— Provided entries —
★ ★ ★ ★

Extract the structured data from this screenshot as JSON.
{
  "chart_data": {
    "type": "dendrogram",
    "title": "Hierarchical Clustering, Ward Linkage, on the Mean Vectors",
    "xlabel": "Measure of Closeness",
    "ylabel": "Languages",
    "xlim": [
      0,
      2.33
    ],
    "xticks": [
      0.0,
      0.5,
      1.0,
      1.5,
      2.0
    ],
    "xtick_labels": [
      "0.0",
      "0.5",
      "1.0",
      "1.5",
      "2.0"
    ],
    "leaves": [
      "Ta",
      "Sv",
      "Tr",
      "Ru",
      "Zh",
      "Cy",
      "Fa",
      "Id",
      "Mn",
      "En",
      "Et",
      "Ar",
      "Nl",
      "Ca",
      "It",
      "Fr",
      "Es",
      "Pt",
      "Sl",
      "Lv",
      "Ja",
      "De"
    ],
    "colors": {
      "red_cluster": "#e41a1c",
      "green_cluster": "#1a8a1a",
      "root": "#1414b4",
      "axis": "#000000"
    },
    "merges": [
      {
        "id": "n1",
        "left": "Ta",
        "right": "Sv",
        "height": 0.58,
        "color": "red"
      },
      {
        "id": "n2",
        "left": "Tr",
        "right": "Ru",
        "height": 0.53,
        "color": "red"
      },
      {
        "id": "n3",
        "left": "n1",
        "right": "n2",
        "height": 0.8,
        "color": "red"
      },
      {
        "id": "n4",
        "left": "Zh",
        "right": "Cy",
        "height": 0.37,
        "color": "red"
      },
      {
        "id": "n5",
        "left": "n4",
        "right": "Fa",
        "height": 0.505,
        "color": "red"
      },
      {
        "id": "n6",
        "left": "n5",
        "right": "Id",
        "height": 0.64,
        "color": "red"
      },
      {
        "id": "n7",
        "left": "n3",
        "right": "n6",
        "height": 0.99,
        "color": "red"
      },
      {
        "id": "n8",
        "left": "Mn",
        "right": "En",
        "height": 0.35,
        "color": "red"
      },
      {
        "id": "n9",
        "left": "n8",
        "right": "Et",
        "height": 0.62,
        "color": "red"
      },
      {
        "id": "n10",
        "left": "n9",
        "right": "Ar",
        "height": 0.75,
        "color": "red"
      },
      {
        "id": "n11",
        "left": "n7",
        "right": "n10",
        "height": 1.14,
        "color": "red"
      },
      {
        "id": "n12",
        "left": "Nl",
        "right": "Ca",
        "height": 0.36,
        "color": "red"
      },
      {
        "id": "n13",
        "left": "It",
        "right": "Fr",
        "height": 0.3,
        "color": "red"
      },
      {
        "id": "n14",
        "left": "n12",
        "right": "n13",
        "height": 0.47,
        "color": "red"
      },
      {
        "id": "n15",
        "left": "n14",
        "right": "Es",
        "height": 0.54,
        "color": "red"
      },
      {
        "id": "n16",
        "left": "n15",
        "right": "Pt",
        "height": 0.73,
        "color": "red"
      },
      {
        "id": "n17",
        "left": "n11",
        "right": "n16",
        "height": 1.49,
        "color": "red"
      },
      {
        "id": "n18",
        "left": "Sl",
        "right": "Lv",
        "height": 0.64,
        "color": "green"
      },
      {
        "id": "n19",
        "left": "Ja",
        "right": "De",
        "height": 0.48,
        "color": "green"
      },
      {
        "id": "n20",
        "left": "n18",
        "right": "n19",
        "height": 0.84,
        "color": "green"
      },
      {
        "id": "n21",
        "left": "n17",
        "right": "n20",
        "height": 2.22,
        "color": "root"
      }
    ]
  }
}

★ ★ ★ ★

— Work instructions —
Please repeat the listing above in full and exactly.

— Task solution —
Extract the structured data from this screenshot as JSON.
{
  "chart_data": {
    "type": "dendrogram",
    "title": "Hierarchical Clustering, Ward Linkage, on the Mean Vectors",
    "xlabel": "Measure of Closeness",
    "ylabel": "Languages",
    "xlim": [
      0,
      2.33
    ],
    "xticks": [
      0.0,
      0.5,
      1.0,
      1.5,
      2.0
    ],
    "xtick_labels": [
      "0.0",
      "0.5",
      "1.0",
      "1.5",
      "2.0"
    ],
    "leaves": [
      "Ta",
      "Sv",
      "Tr",
      "Ru",
      "Zh",
      "Cy",
      "Fa",
      "Id",
      "Mn",
      "En",
      "Et",
      "Ar",
      "Nl",
      "Ca",
      "It",
      "Fr",
      "Es",
      "Pt",
      "Sl",
      "Lv",
      "Ja",
      "De"
    ],
    "colors": {
      "red_cluster": "#e41a1c",
      "green_cluster": "#1a8a1a",
      "root": "#1414b4",
      "axis": "#000000"
    },
    "merges": [
      {
        "id": "n1",
        "left": "Ta",
        "right": "Sv",
        "height": 0.58,
        "color": "red"
      },
      {
        "id": "n2",
        "left": "Tr",
        "right": "Ru",
        "height": 0.53,
        "color": "red"
      },
      {
        "id": "n3",
        "left": "n1",
        "right": "n2",
        "height": 0.8,
        "color": "red"
      },
      {
        "id": "n4",
        "left": "Zh",
        "right": "Cy",
        "height": 0.37,
        "color": "red"
      },
      {
        "id": "n5",
        "left": "n4",
        "right": "Fa",
        "height": 0.505,
        "color": "red"
      },
      {
        "id": "n6",
        "left": "n5",
        "right": "Id",
        "height": 0.64,
        "color": "red"
      },
      {
        "id": "n7",
        "left": "n3",
        "right": "n6",
        "height": 0.99,
        "color": "red"
      },
      {
        "id": "n8",
        "left": "Mn",
        "right": "En",
        "height": 0.35,
        "color": "red"
      },
      {
        "id": "n9",
        "left": "n8",
        "right": "Et",
        "height": 0.62,
        "color": "red"
      },
      {
        "id": "n10",
        "left": "n9",
        "right": "Ar",
        "height": 0.75,
        "color": "red"
      },
      {
        "id": "n11",
        "left": "n7",
        "right": "n10",
        "height": 1.14,
        "color": "red"
      },
      {
        "id": "n12",
        "left": "Nl",
        "right": "Ca",
        "height": 0.36,
        "color": "red"
      },
      {
        "id": "n13",
        "left": "It",
        "right": "Fr",
        "height": 0.3,
        "color": "red"
      },
      {
        "id": "n14",
        "left": "n12",
        "right": "n13",
        "height": 0.47,
        "color": "red"
      },
      {
        "id": "n15",
        "left": "n14",
        "right": "Es",
        "height": 0.54,
        "color": "red"
      },
      {
        "id": "n16",
        "left": "n15",
        "right": "Pt",
        "height": 0.73,
        "color": "red"
      },
      {
        "id": "n17",
        "left": "n11",
        "right": "n16",
        "height": 1.49,
        "color": "red"
      },
      {
        "id": "n18",
        "left": "Sl",
        "right": "Lv",
        "height": 0.64,
        "color": "green"
      },
      {
        "id": "n19",
        "left": "Ja",
        "right": "De",
        "height": 0.48,
        "color": "green"
      },
      {
        "id": "n20",
        "left": "n18",
        "right": "n19",
        "height": 0.84,
        "color": "green"
      },
      {
        "id": "n21",
        "left": "n17",
        "right": "n20",
        "height": 2.22,
        "color": "root"
      }
    ]
  }
}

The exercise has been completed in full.